The request: Reproduce every line of the items below, character for character, changing nothing.

Data rows:
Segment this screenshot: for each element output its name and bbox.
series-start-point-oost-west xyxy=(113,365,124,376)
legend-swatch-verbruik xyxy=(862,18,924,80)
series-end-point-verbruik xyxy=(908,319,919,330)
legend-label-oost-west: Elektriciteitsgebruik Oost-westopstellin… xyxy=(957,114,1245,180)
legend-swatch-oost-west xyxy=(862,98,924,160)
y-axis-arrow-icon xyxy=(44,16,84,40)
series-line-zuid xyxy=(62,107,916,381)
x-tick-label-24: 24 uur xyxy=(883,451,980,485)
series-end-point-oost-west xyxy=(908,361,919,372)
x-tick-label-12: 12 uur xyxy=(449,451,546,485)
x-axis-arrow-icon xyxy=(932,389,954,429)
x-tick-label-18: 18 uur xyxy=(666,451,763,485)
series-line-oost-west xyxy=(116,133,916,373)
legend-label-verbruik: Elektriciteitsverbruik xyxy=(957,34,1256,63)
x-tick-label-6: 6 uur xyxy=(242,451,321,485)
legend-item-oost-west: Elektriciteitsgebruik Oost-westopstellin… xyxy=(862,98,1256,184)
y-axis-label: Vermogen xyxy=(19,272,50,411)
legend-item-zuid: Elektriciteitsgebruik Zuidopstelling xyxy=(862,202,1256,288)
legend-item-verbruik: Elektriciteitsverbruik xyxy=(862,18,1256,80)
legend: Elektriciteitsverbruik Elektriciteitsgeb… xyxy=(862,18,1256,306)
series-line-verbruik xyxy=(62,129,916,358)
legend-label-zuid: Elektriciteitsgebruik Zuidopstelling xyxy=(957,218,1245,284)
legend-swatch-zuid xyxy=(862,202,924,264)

Response below:
Segment this screenshot: for each element output its name and bbox.
series-start-point-oost-west xyxy=(113,365,124,376)
legend-swatch-verbruik xyxy=(862,18,924,80)
series-end-point-verbruik xyxy=(908,319,919,330)
legend-label-oost-west: Elektriciteitsgebruik Oost-westopstellin… xyxy=(957,114,1245,180)
legend-swatch-oost-west xyxy=(862,98,924,160)
y-axis-arrow-icon xyxy=(44,16,84,40)
series-line-zuid xyxy=(62,107,916,381)
x-tick-label-24: 24 uur xyxy=(883,451,980,485)
series-end-point-oost-west xyxy=(908,361,919,372)
x-tick-label-12: 12 uur xyxy=(449,451,546,485)
x-axis-arrow-icon xyxy=(932,389,954,429)
x-tick-label-18: 18 uur xyxy=(666,451,763,485)
series-line-oost-west xyxy=(116,133,916,373)
legend-label-verbruik: Elektriciteitsverbruik xyxy=(957,34,1256,63)
x-tick-label-6: 6 uur xyxy=(242,451,321,485)
legend-item-oost-west: Elektriciteitsgebruik Oost-westopstellin… xyxy=(862,98,1256,184)
y-axis-label: Vermogen xyxy=(19,272,50,411)
legend-item-zuid: Elektriciteitsgebruik Zuidopstelling xyxy=(862,202,1256,288)
legend-item-verbruik: Elektriciteitsverbruik xyxy=(862,18,1256,80)
legend: Elektriciteitsverbruik Elektriciteitsgeb… xyxy=(862,18,1256,306)
series-line-verbruik xyxy=(62,129,916,358)
legend-label-zuid: Elektriciteitsgebruik Zuidopstelling xyxy=(957,218,1245,284)
legend-swatch-zuid xyxy=(862,202,924,264)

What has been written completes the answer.